Data records
— START —

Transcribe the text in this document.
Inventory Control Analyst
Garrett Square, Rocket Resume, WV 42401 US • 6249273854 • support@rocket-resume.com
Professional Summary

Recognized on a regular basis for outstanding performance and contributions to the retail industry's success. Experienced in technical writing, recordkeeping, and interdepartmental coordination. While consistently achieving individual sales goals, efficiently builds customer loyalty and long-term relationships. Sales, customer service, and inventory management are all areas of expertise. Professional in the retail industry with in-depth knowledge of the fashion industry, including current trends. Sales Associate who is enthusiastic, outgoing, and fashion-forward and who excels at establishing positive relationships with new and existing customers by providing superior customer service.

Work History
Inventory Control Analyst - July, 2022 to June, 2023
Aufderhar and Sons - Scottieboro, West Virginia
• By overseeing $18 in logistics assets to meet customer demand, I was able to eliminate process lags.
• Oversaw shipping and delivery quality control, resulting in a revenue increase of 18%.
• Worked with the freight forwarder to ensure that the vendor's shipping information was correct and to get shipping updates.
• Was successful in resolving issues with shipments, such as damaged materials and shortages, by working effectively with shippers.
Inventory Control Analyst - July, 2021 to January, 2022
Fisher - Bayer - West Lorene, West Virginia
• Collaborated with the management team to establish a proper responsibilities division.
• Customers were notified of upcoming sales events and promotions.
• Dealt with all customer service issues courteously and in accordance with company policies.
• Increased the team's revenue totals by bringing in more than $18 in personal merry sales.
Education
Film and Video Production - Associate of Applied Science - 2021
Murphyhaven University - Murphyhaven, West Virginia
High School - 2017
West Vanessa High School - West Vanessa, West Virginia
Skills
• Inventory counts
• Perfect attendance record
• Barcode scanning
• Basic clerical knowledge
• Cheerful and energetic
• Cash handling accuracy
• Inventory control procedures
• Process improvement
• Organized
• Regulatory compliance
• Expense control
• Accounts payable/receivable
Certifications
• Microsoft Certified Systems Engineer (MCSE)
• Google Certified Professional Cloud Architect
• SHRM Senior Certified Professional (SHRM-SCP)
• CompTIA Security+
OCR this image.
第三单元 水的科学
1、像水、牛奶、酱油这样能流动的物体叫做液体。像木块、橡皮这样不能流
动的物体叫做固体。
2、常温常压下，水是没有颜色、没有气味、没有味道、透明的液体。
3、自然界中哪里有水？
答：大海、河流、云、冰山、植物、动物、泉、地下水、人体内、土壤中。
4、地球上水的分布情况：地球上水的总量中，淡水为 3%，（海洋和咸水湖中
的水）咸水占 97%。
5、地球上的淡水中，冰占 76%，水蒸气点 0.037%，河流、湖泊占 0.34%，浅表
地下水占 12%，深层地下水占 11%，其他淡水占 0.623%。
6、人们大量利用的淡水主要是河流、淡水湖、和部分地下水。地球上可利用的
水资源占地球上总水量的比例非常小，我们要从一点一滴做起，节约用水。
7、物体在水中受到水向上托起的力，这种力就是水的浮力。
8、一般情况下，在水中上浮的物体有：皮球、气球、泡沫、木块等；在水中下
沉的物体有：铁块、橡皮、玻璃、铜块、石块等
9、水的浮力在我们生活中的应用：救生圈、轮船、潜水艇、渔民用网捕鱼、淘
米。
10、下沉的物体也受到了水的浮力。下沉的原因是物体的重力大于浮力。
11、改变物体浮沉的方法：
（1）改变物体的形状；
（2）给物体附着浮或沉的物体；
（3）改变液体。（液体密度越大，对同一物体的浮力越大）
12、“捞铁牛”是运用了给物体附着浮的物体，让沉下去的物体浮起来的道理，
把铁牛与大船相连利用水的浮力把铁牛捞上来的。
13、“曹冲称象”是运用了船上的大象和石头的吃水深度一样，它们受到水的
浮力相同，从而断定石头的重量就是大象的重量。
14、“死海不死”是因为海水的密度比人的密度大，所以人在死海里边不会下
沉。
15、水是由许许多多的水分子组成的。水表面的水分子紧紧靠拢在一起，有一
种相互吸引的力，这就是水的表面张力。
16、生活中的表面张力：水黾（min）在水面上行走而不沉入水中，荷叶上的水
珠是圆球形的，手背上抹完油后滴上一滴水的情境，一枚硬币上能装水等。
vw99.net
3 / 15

— END —

### TASK DIRECTIONS
Output all of the material, please, exactly as it stands.

### FINISHED TASK
Transcribe the text in this document.
Inventory Control Analyst
Garrett Square, Rocket Resume, WV 42401 US • 6249273854 • support@rocket-resume.com
Professional Summary

Recognized on a regular basis for outstanding performance and contributions to the retail industry's success. Experienced in technical writing, recordkeeping, and interdepartmental coordination. While consistently achieving individual sales goals, efficiently builds customer loyalty and long-term relationships. Sales, customer service, and inventory management are all areas of expertise. Professional in the retail industry with in-depth knowledge of the fashion industry, including current trends. Sales Associate who is enthusiastic, outgoing, and fashion-forward and who excels at establishing positive relationships with new and existing customers by providing superior customer service.

Work History
Inventory Control Analyst - July, 2022 to June, 2023
Aufderhar and Sons - Scottieboro, West Virginia
• By overseeing $18 in logistics assets to meet customer demand, I was able to eliminate process lags.
• Oversaw shipping and delivery quality control, resulting in a revenue increase of 18%.
• Worked with the freight forwarder to ensure that the vendor's shipping information was correct and to get shipping updates.
• Was successful in resolving issues with shipments, such as damaged materials and shortages, by working effectively with shippers.
Inventory Control Analyst - July, 2021 to January, 2022
Fisher - Bayer - West Lorene, West Virginia
• Collaborated with the management team to establish a proper responsibilities division.
• Customers were notified of upcoming sales events and promotions.
• Dealt with all customer service issues courteously and in accordance with company policies.
• Increased the team's revenue totals by bringing in more than $18 in personal merry sales.
Education
Film and Video Production - Associate of Applied Science - 2021
Murphyhaven University - Murphyhaven, West Virginia
High School - 2017
West Vanessa High School - West Vanessa, West Virginia
Skills
• Inventory counts
• Perfect attendance record
• Barcode scanning
• Basic clerical knowledge
• Cheerful and energetic
• Cash handling accuracy
• Inventory control procedures
• Process improvement
• Organized
• Regulatory compliance
• Expense control
• Accounts payable/receivable
Certifications
• Microsoft Certified Systems Engineer (MCSE)
• Google Certified Professional Cloud Architect
• SHRM Senior Certified Professional (SHRM-SCP)
• CompTIA Security+
OCR this image.
第三单元 水的科学
1、像水、牛奶、酱油这样能流动的物体叫做液体。像木块、橡皮这样不能流
动的物体叫做固体。
2、常温常压下，水是没有颜色、没有气味、没有味道、透明的液体。
3、自然界中哪里有水？
答：大海、河流、云、冰山、植物、动物、泉、地下水、人体内、土壤中。
4、地球上水的分布情况：地球上水的总量中，淡水为 3%，（海洋和咸水湖中
的水）咸水占 97%。
5、地球上的淡水中，冰占 76%，水蒸气点 0.037%，河流、湖泊占 0.34%，浅表
地下水占 12%，深层地下水占 11%，其他淡水占 0.623%。
6、人们大量利用的淡水主要是河流、淡水湖、和部分地下水。地球上可利用的
水资源占地球上总水量的比例非常小，我们要从一点一滴做起，节约用水。
7、物体在水中受到水向上托起的力，这种力就是水的浮力。
8、一般情况下，在水中上浮的物体有：皮球、气球、泡沫、木块等；在水中下
沉的物体有：铁块、橡皮、玻璃、铜块、石块等
9、水的浮力在我们生活中的应用：救生圈、轮船、潜水艇、渔民用网捕鱼、淘
米。
10、下沉的物体也受到了水的浮力。下沉的原因是物体的重力大于浮力。
11、改变物体浮沉的方法：
（1）改变物体的形状；
（2）给物体附着浮或沉的物体；
（3）改变液体。（液体密度越大，对同一物体的浮力越大）
12、“捞铁牛”是运用了给物体附着浮的物体，让沉下去的物体浮起来的道理，
把铁牛与大船相连利用水的浮力把铁牛捞上来的。
13、“曹冲称象”是运用了船上的大象和石头的吃水深度一样，它们受到水的
浮力相同，从而断定石头的重量就是大象的重量。
14、“死海不死”是因为海水的密度比人的密度大，所以人在死海里边不会下
沉。
15、水是由许许多多的水分子组成的。水表面的水分子紧紧靠拢在一起，有一
种相互吸引的力，这就是水的表面张力。
16、生活中的表面张力：水黾（min）在水面上行走而不沉入水中，荷叶上的水
珠是圆球形的，手背上抹完油后滴上一滴水的情境，一枚硬币上能装水等。
vw99.net
3 / 15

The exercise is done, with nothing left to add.